__Challenge__.
Reproduce each line of the material precisely.
**********
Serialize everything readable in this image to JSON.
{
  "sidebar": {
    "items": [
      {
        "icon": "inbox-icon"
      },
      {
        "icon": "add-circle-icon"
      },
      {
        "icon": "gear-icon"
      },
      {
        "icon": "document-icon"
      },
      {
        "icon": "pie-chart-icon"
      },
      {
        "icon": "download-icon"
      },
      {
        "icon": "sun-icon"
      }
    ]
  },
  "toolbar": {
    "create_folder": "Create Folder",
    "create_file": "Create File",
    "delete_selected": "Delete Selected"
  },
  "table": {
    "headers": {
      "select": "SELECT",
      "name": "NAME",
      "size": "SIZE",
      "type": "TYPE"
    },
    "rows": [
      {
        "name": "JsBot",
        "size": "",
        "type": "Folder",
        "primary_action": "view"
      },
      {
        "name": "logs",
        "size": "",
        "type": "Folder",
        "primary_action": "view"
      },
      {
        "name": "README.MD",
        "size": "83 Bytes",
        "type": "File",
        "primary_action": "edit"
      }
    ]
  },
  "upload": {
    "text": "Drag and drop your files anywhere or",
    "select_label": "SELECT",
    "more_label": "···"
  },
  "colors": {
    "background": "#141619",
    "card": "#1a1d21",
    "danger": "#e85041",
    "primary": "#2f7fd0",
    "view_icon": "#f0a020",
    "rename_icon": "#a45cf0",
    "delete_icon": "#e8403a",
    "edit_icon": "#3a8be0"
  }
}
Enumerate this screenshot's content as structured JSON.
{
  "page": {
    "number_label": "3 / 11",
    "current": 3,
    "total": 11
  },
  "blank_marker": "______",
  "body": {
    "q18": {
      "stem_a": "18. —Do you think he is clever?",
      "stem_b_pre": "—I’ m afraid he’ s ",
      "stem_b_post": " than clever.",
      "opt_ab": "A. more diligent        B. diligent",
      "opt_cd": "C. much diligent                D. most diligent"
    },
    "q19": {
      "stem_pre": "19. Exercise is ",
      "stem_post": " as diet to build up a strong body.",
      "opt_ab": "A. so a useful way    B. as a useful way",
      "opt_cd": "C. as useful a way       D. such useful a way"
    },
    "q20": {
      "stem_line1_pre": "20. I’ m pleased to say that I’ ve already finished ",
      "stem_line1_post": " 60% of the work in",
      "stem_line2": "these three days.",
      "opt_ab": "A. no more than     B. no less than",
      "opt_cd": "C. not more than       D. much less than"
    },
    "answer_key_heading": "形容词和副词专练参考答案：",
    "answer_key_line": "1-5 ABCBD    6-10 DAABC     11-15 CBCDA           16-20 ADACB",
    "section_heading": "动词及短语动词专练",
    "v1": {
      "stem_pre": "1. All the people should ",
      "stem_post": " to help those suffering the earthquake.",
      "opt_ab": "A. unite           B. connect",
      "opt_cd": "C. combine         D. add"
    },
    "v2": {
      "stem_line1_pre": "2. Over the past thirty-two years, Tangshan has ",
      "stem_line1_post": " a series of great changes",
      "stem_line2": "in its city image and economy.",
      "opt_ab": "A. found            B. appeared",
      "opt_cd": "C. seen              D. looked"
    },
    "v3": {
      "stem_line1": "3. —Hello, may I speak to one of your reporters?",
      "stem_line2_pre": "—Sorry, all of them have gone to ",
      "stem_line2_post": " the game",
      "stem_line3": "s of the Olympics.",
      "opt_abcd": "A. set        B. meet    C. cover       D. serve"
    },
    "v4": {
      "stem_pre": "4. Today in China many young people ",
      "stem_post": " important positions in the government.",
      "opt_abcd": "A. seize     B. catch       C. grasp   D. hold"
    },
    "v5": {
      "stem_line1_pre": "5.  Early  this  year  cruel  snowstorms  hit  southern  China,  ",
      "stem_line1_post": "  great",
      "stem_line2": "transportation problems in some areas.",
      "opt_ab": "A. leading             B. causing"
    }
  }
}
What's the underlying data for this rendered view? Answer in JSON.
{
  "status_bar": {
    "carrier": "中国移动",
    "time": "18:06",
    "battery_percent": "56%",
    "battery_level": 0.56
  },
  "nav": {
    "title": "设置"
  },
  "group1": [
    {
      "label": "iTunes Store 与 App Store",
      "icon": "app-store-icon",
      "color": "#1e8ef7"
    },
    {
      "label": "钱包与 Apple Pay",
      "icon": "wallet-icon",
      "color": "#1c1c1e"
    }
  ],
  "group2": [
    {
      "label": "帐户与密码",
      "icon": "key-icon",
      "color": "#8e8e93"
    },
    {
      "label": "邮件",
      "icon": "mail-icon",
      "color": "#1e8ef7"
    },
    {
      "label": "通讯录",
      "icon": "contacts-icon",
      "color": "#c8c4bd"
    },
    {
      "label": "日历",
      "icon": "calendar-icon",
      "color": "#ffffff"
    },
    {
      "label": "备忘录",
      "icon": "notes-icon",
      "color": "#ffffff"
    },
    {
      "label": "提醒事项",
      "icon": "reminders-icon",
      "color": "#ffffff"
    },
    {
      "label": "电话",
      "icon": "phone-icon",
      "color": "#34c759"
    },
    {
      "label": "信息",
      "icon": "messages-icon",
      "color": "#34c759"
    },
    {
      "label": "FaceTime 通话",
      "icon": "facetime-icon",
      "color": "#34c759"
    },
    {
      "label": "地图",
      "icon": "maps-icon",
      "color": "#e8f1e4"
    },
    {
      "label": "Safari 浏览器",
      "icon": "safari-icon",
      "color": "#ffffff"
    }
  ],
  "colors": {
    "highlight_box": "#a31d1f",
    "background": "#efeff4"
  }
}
**********
__Finished task__.
Serialize everything readable in this image to JSON.
{
  "sidebar": {
    "items": [
      {
        "icon": "inbox-icon"
      },
      {
        "icon": "add-circle-icon"
      },
      {
        "icon": "gear-icon"
      },
      {
        "icon": "document-icon"
      },
      {
        "icon": "pie-chart-icon"
      },
      {
        "icon": "download-icon"
      },
      {
        "icon": "sun-icon"
      }
    ]
  },
  "toolbar": {
    "create_folder": "Create Folder",
    "create_file": "Create File",
    "delete_selected": "Delete Selected"
  },
  "table": {
    "headers": {
      "select": "SELECT",
      "name": "NAME",
      "size": "SIZE",
      "type": "TYPE"
    },
    "rows": [
      {
        "name": "JsBot",
        "size": "",
        "type": "Folder",
        "primary_action": "view"
      },
      {
        "name": "logs",
        "size": "",
        "type": "Folder",
        "primary_action": "view"
      },
      {
        "name": "README.MD",
        "size": "83 Bytes",
        "type": "File",
        "primary_action": "edit"
      }
    ]
  },
  "upload": {
    "text": "Drag and drop your files anywhere or",
    "select_label": "SELECT",
    "more_label": "···"
  },
  "colors": {
    "background": "#141619",
    "card": "#1a1d21",
    "danger": "#e85041",
    "primary": "#2f7fd0",
    "view_icon": "#f0a020",
    "rename_icon": "#a45cf0",
    "delete_icon": "#e8403a",
    "edit_icon": "#3a8be0"
  }
}
Enumerate this screenshot's content as structured JSON.
{
  "page": {
    "number_label": "3 / 11",
    "current": 3,
    "total": 11
  },
  "blank_marker": "______",
  "body": {
    "q18": {
      "stem_a": "18. —Do you think he is clever?",
      "stem_b_pre": "—I’ m afraid he’ s ",
      "stem_b_post": " than clever.",
      "opt_ab": "A. more diligent        B. diligent",
      "opt_cd": "C. much diligent                D. most diligent"
    },
    "q19": {
      "stem_pre": "19. Exercise is ",
      "stem_post": " as diet to build up a strong body.",
      "opt_ab": "A. so a useful way    B. as a useful way",
      "opt_cd": "C. as useful a way       D. such useful a way"
    },
    "q20": {
      "stem_line1_pre": "20. I’ m pleased to say that I’ ve already finished ",
      "stem_line1_post": " 60% of the work in",
      "stem_line2": "these three days.",
      "opt_ab": "A. no more than     B. no less than",
      "opt_cd": "C. not more than       D. much less than"
    },
    "answer_key_heading": "形容词和副词专练参考答案：",
    "answer_key_line": "1-5 ABCBD    6-10 DAABC     11-15 CBCDA           16-20 ADACB",
    "section_heading": "动词及短语动词专练",
    "v1": {
      "stem_pre": "1. All the people should ",
      "stem_post": " to help those suffering the earthquake.",
      "opt_ab": "A. unite           B. connect",
      "opt_cd": "C. combine         D. add"
    },
    "v2": {
      "stem_line1_pre": "2. Over the past thirty-two years, Tangshan has ",
      "stem_line1_post": " a series of great changes",
      "stem_line2": "in its city image and economy.",
      "opt_ab": "A. found            B. appeared",
      "opt_cd": "C. seen              D. looked"
    },
    "v3": {
      "stem_line1": "3. —Hello, may I speak to one of your reporters?",
      "stem_line2_pre": "—Sorry, all of them have gone to ",
      "stem_line2_post": " the game",
      "stem_line3": "s of the Olympics.",
      "opt_abcd": "A. set        B. meet    C. cover       D. serve"
    },
    "v4": {
      "stem_pre": "4. Today in China many young people ",
      "stem_post": " important positions in the government.",
      "opt_abcd": "A. seize     B. catch       C. grasp   D. hold"
    },
    "v5": {
      "stem_line1_pre": "5.  Early  this  year  cruel  snowstorms  hit  southern  China,  ",
      "stem_line1_post": "  great",
      "stem_line2": "transportation problems in some areas.",
      "opt_ab": "A. leading             B. causing"
    }
  }
}
What's the underlying data for this rendered view? Answer in JSON.
{
  "status_bar": {
    "carrier": "中国移动",
    "time": "18:06",
    "battery_percent": "56%",
    "battery_level": 0.56
  },
  "nav": {
    "title": "设置"
  },
  "group1": [
    {
      "label": "iTunes Store 与 App Store",
      "icon": "app-store-icon",
      "color": "#1e8ef7"
    },
    {
      "label": "钱包与 Apple Pay",
      "icon": "wallet-icon",
      "color": "#1c1c1e"
    }
  ],
  "group2": [
    {
      "label": "帐户与密码",
      "icon": "key-icon",
      "color": "#8e8e93"
    },
    {
      "label": "邮件",
      "icon": "mail-icon",
      "color": "#1e8ef7"
    },
    {
      "label": "通讯录",
      "icon": "contacts-icon",
      "color": "#c8c4bd"
    },
    {
      "label": "日历",
      "icon": "calendar-icon",
      "color": "#ffffff"
    },
    {
      "label": "备忘录",
      "icon": "notes-icon",
      "color": "#ffffff"
    },
    {
      "label": "提醒事项",
      "icon": "reminders-icon",
      "color": "#ffffff"
    },
    {
      "label": "电话",
      "icon": "phone-icon",
      "color": "#34c759"
    },
    {
      "label": "信息",
      "icon": "messages-icon",
      "color": "#34c759"
    },
    {
      "label": "FaceTime 通话",
      "icon": "facetime-icon",
      "color": "#34c759"
    },
    {
      "label": "地图",
      "icon": "maps-icon",
      "color": "#e8f1e4"
    },
    {
      "label": "Safari 浏览器",
      "icon": "safari-icon",
      "color": "#ffffff"
    }
  ],
  "colors": {
    "highlight_box": "#a31d1f",
    "background": "#efeff4"
  }
}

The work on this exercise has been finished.